- _Data shown_:
******************************

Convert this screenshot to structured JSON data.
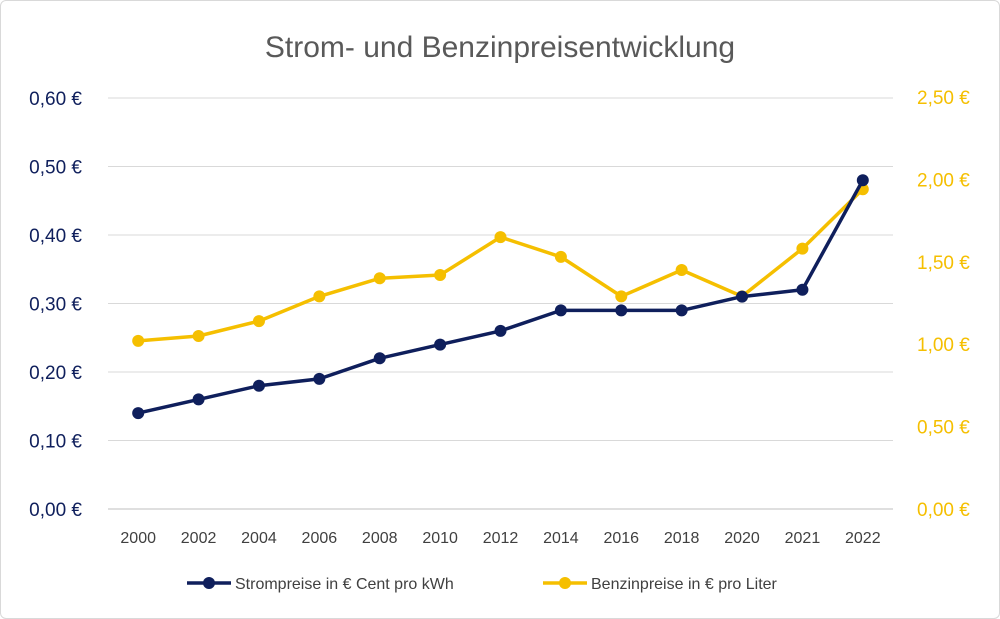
{
  "chart_data": {
    "type": "line",
    "title": "Strom- und Benzinpreisentwicklung",
    "categories": [
      "2000",
      "2002",
      "2004",
      "2006",
      "2008",
      "2010",
      "2012",
      "2014",
      "2016",
      "2018",
      "2020",
      "2021",
      "2022"
    ],
    "y_left": {
      "range": [
        0,
        0.6
      ],
      "ticks": [
        0,
        0.1,
        0.2,
        0.3,
        0.4,
        0.5,
        0.6
      ],
      "tick_labels": [
        "0,00 €",
        "0,10 €",
        "0,20 €",
        "0,30 €",
        "0,40 €",
        "0,50 €",
        "0,60 €"
      ],
      "color": "#0f1f5c"
    },
    "y_right": {
      "range": [
        0,
        2.5
      ],
      "ticks": [
        0,
        0.5,
        1.0,
        1.5,
        2.0,
        2.5
      ],
      "tick_labels": [
        "0,00 €",
        "0,50 €",
        "1,00 €",
        "1,50 €",
        "2,00 €",
        "2,50 €"
      ],
      "color": "#f5bf00"
    },
    "grid": true,
    "legend_position": "bottom",
    "series": [
      {
        "name": "Strompreise in € Cent pro kWh",
        "axis": "left",
        "color": "#0f1f5c",
        "values": [
          0.14,
          0.16,
          0.18,
          0.19,
          0.22,
          0.24,
          0.26,
          0.29,
          0.29,
          0.29,
          0.31,
          0.32,
          0.48
        ]
      },
      {
        "name": "Benzinpreise in € pro Liter",
        "axis": "right",
        "color": "#f5bf00",
        "values": [
          1.02,
          1.05,
          1.14,
          1.29,
          1.4,
          1.42,
          1.65,
          1.53,
          1.29,
          1.45,
          1.29,
          1.58,
          1.94
        ]
      }
    ]
  }
}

******************************

- _Short task_: Write out the whole listing again, exactly, with no pictures.

- _Exercise output_:
Convert this screenshot to structured JSON data.
{
  "chart_data": {
    "type": "line",
    "title": "Strom- und Benzinpreisentwicklung",
    "categories": [
      "2000",
      "2002",
      "2004",
      "2006",
      "2008",
      "2010",
      "2012",
      "2014",
      "2016",
      "2018",
      "2020",
      "2021",
      "2022"
    ],
    "y_left": {
      "range": [
        0,
        0.6
      ],
      "ticks": [
        0,
        0.1,
        0.2,
        0.3,
        0.4,
        0.5,
        0.6
      ],
      "tick_labels": [
        "0,00 €",
        "0,10 €",
        "0,20 €",
        "0,30 €",
        "0,40 €",
        "0,50 €",
        "0,60 €"
      ],
      "color": "#0f1f5c"
    },
    "y_right": {
      "range": [
        0,
        2.5
      ],
      "ticks": [
        0,
        0.5,
        1.0,
        1.5,
        2.0,
        2.5
      ],
      "tick_labels": [
        "0,00 €",
        "0,50 €",
        "1,00 €",
        "1,50 €",
        "2,00 €",
        "2,50 €"
      ],
      "color": "#f5bf00"
    },
    "grid": true,
    "legend_position": "bottom",
    "series": [
      {
        "name": "Strompreise in € Cent pro kWh",
        "axis": "left",
        "color": "#0f1f5c",
        "values": [
          0.14,
          0.16,
          0.18,
          0.19,
          0.22,
          0.24,
          0.26,
          0.29,
          0.29,
          0.29,
          0.31,
          0.32,
          0.48
        ]
      },
      {
        "name": "Benzinpreise in € pro Liter",
        "axis": "right",
        "color": "#f5bf00",
        "values": [
          1.02,
          1.05,
          1.14,
          1.29,
          1.4,
          1.42,
          1.65,
          1.53,
          1.29,
          1.45,
          1.29,
          1.58,
          1.94
        ]
      }
    ]
  }
}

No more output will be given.